[Data extracted from a collection]

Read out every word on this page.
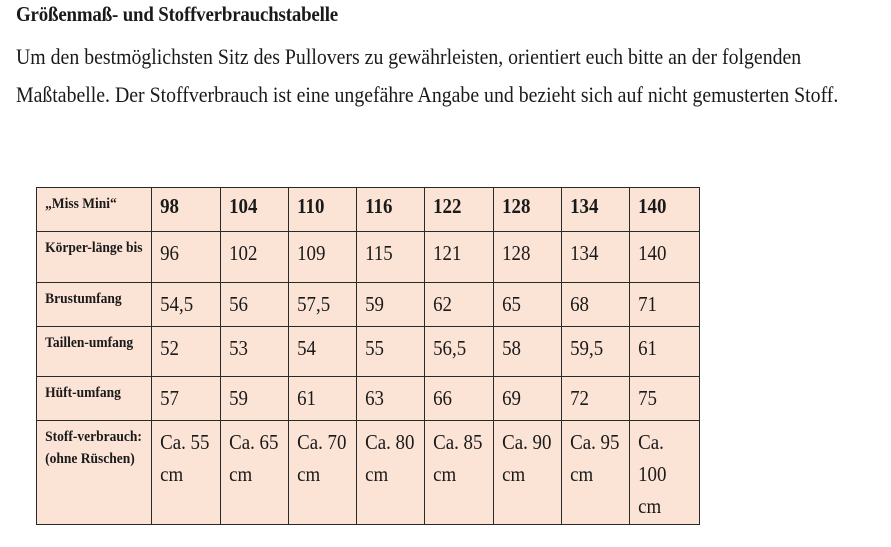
Größenmaß- und Stoffverbrauchstabelle

Um den bestmöglichsten Sitz des Pullovers zu gewährleisten, orientiert euch bitte an der folgenden Maßtabelle. Der Stoffverbrauch ist eine ungefähre Angabe und bezieht sich auf nicht gemusterten Stoff.

„Miss Mini“	98	104	110	116	122	128	134	140

Körper-länge bis	96	102	109	115	121	128	134	140

Brustumfang	54,5	56	57,5	59	62	65	68	71

Taillen-umfang	52	53	54	55	56,5	58	59,5	61

Hüft-umfang	57	59	61	63	66	69	72	75

Stoff-verbrauch: (ohne Rüschen)	Ca. 55 cm	Ca. 65 cm	Ca. 70 cm	Ca. 80 cm	Ca. 85 cm	Ca. 90 cm	Ca. 95 cm	Ca. 100 cm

The exercise:
Reproduce each record from above exactly; pictures do not belong in the copy.

Exercise answer:
Read out every word on this page.
Größenmaß- und Stoffverbrauchstabelle

Um den bestmöglichsten Sitz des Pullovers zu gewährleisten, orientiert euch bitte an der folgenden Maßtabelle. Der Stoffverbrauch ist eine ungefähre Angabe und bezieht sich auf nicht gemusterten Stoff.

„Miss Mini“	98	104	110	116	122	128	134	140

Körper-länge bis	96	102	109	115	121	128	134	140

Brustumfang	54,5	56	57,5	59	62	65	68	71

Taillen-umfang	52	53	54	55	56,5	58	59,5	61

Hüft-umfang	57	59	61	63	66	69	72	75

Stoff-verbrauch: (ohne Rüschen)	Ca. 55 cm	Ca. 65 cm	Ca. 70 cm	Ca. 80 cm	Ca. 85 cm	Ca. 90 cm	Ca. 95 cm	Ca. 100 cm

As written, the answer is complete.